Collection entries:
>> Begin

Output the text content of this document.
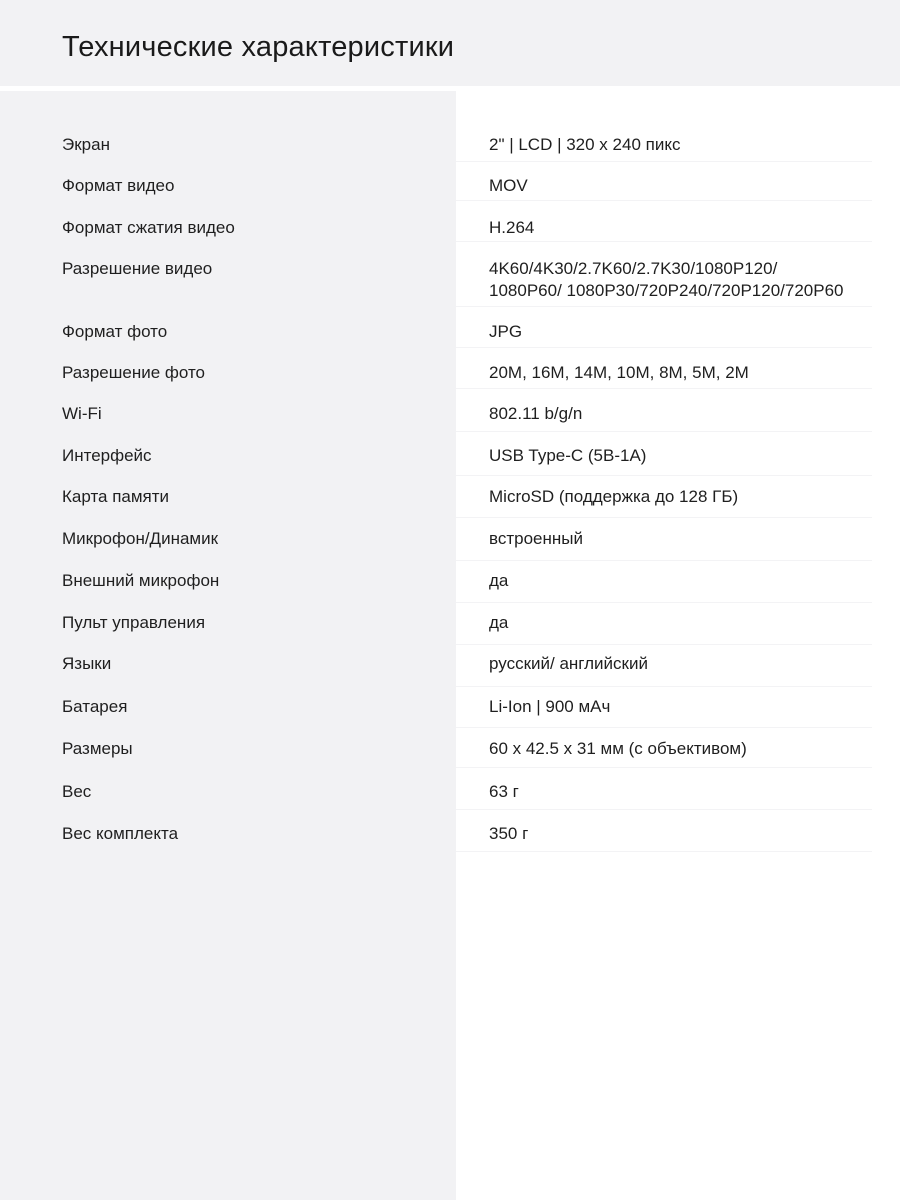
Технические характеристики
Экран	2" | LCD | 320 x 240 пикс
Формат видео	MOV
Формат сжатия видео	H.264
Разрешение видео	4K60/4K30/2.7K60/2.7K30/1080P120/
1080P60/ 1080P30/720P240/720P120/720P60
Формат фото	JPG
Разрешение фото	20M, 16M, 14M, 10M, 8M, 5M, 2M
Wi-Fi	802.11 b/g/n
Интерфейс	USB Type-C (5В-1А)
Карта памяти	MicroSD (поддержка до 128 ГБ)
Микрофон/Динамик	встроенный
Внешний микрофон	да
Пульт управления	да
Языки	русский/ английский
Батарея	Li-Ion | 900 мАч
Размеры	60 x 42.5 x 31 мм (с объективом)
Вес	63 г
Вес комплекта	350 г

>> End

### Given problem
Copy the listing word for word, excluding its pictures.

### The response
Output the text content of this document.
Технические характеристики
Экран	2" | LCD | 320 x 240 пикс
Формат видео	MOV
Формат сжатия видео	H.264
Разрешение видео	4K60/4K30/2.7K60/2.7K30/1080P120/
1080P60/ 1080P30/720P240/720P120/720P60
Формат фото	JPG
Разрешение фото	20M, 16M, 14M, 10M, 8M, 5M, 2M
Wi-Fi	802.11 b/g/n
Интерфейс	USB Type-C (5В-1А)
Карта памяти	MicroSD (поддержка до 128 ГБ)
Микрофон/Динамик	встроенный
Внешний микрофон	да
Пульт управления	да
Языки	русский/ английский
Батарея	Li-Ion | 900 мАч
Размеры	60 x 42.5 x 31 мм (с объективом)
Вес	63 г
Вес комплекта	350 г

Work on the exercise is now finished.